Exercise set
a. In the Ochat documentation, translate this sentence into Spanish: "Ochat is useful anywhere you want LLM workflows to be explicit, reproducible, and easy to evolve."
b. Continue the Ochat documentation, starting after its last sentence.

Text shown
┄┄┄┄┄┄

See Tools – built-ins, custom helpers & MCP.

Compose agents into prompt packs

Build Claude Code/Codex-style applications out of multiple prompts:

  • planning agents
  • coding agents
  • test agents
  • documentation agents
  • orchestration agents

Because prompts can be mounted as tools, you can create modular multi-agent systems without hard-coding everything into one app.

Run the same workflow in different hosts

Use:

  • chat_tui for interactive work
  • ochat chat-completion for scripts, CI, and cron
  • mcp_server to expose prompts as tools to IDEs and other clients

Ground agents in your own corpus

Create indexes over docs or source trees and let prompts query them using natural language. See Search, indexing & code intelligence.

Refine prompts iteratively

Use the mp-refine-run binary to generate, evaluate, and improve prompts and tool descriptions through iterative meta-prompting.

Version, branch, and resume runs

Because conversation state is stored in text files, you can export full runs, branch them, resume them later, and review exactly what changed.


Common use cases

Ochat is useful anywhere you want LLM workflows to be explicit, reproducible, and easy to evolve.

Typical use cases include:

  • Repo-aware coding assistants
    Build agents that inspect a codebase, read files, propose patches, and run in a controlled local workflow.

  • Documentation agents
    Create prompts that summarize docs, update documentation, or answer questions over local documentation sets.

  • Planning / review / test workflows
    Compose multiple prompts into planning, implementation, review, and test stages.

  • Prompt packs for internal tools
    Define reusable sets of prompts and tools for domain-specific workflows without burying them inside a UI.

  • Retrieval-grounded assistants
    Index local docs or source trees and let prompts query them with natural language.

  • CI and scripted runs
    Run prompts non-interactively in scripts, CI jobs, or recurring automation tasks.

  • MCP-exposed prompt tools
    Publish prompts as MCP tools so IDEs and other hosts can call them over stdio or HTTP/SSE.


Example ChatMD prompts

Example: minimal prompt

Create prompts/hello.md:

<config model="gpt-5.2" reasoning_effort="medium"/>

<developer>
You are a helpful assistant.
</developer>

<user>
Say hello and explain what Ochat is in one sentence.
</user>

Run it:

dune exec chat_tui -- -file prompts/hello.md

Or:

ochat chat-completion \
  -prompt-file prompts/hello.md \
  -output-file .chatmd/hello-run.md

Example: interactive refactor agent

Turn a .md file into a refactoring bot that reads files and applies patches under your control.

Create prompts/refactor.md:

<config model="gpt-5.2" reasoning_effort="medium"/>

<tool name="read_dir"/>
<tool name="read_file"/>
<tool name="apply_patch"/>

<developer>
You are a careful refactoring assistant. Work in small, reversible steps.
Before calling apply_patch, explain the change you want to make and wait for
confirmation from the user.
</developer>

<user>
We are in a codebase. Look under ./lib, find a small improvement and
propose a patch.
</user>

Open it in the TUI:

dune exec chat_tui -- -file prompts/refactor.md

From there you can ask the assistant to rename a function, extract a helper, or update documentation. It will use read_dir and read_file to inspect the code, then generate apply_patch diffs and apply them.

┄┄┄┄┄┄

Dataset entries
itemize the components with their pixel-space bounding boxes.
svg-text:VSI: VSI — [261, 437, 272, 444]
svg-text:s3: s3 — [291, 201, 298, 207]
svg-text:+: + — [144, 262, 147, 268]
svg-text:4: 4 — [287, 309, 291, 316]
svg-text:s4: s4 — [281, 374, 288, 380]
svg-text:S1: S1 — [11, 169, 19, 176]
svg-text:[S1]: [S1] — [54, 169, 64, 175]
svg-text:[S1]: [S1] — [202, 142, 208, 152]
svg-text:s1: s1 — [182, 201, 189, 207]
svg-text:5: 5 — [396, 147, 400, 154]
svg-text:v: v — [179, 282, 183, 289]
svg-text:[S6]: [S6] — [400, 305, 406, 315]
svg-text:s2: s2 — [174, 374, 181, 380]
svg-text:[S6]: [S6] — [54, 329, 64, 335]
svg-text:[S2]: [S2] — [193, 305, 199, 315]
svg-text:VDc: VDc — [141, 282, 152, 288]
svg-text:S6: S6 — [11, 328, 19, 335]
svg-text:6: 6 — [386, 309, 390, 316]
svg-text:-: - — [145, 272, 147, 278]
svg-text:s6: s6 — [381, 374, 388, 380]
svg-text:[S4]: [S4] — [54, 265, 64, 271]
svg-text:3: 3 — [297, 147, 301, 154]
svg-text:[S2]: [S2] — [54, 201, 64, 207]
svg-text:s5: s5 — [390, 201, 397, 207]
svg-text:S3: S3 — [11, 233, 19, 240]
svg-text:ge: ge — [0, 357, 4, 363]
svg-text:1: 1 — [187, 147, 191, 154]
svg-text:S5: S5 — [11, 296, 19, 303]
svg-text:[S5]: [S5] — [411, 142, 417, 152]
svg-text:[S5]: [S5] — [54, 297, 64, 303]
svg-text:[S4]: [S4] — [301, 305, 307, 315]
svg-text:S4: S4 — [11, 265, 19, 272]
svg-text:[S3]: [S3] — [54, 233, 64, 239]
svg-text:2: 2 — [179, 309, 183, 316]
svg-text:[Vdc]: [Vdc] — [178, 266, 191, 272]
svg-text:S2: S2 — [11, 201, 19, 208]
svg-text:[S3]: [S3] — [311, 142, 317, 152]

┄┄┄┄┄┄

Answer section
a. Ochat es útil en cualquier lugar donde quieras que los flujos de trabajo con LLM sean explícitos, reproducibles y fáciles de evolucionar.

b.
Example: publish a prompt as an MCP tool

Export a .md file as a remote tool that other MCP-compatible clients can call.

Create prompts/hello.md:

<config model="gpt-5.2" reasoning_effort="medium"/>

<tool name="read_dir"/>
<tool name="read_file"/>

<developer>You are a documentation assistant.</developer>

<user>
List the files under docs-src/ and summarize what each top-level folder is for.
</user>

Start the MCP server so it exports hello.md as a tool:

dune exec mcp_server -- --http 8080

Any MCP client can now discover the hello tool via tools/list and call it with tools/call over JSON-RPC. For example:

curl -s http://localhost:8080/mcp \
  -d '{"jsonrpc":"2.0","id":1,"method":"tools/list","params":{}}'

The response includes an entry for hello whose JSON schema is inferred from the ChatMD file.


Example: moderated ChatMD prompt

You can attach one ChatML moderator script to a prompt and keep it host-managed.

Create prompts/review.chatmd:

<config model="gpt-5.2" reasoning_effort="medium"/>

<tool name="read_file"/>
<tool name="apply_patch"/>

<script language="chatml" kind="moderator" id="main">

type state =
  { reminded : bool }

type event =
  [ `Session_start
  | `Session_resume
  | `Turn_start
  | `Item_appended(item)
  | `Pre_tool_call(tool_call)
  | `Post_tool_response(tool_result)
  | `Turn_end
  ]

let initial_state : state =
  { reminded = false }

let on_event : context -> state -> event -> state task =
  fun ctx st ev ->
    match ev with
    | `Session_start ->
      let* () =
        Turn.prepend_system(
          "Before calling apply_patch, explain the change briefly."
        )
      in
      Task.pure(st)
    | _ ->
      Task.pure(st)

</script>

<developer>
You are a careful code assistant.
</developer>

<user>
Review lib/example.ml and suggest a small safe improvement.
</user>

This example prepends a system instruction at session start, requiring the assistant to explain changes briefly before using apply_patch.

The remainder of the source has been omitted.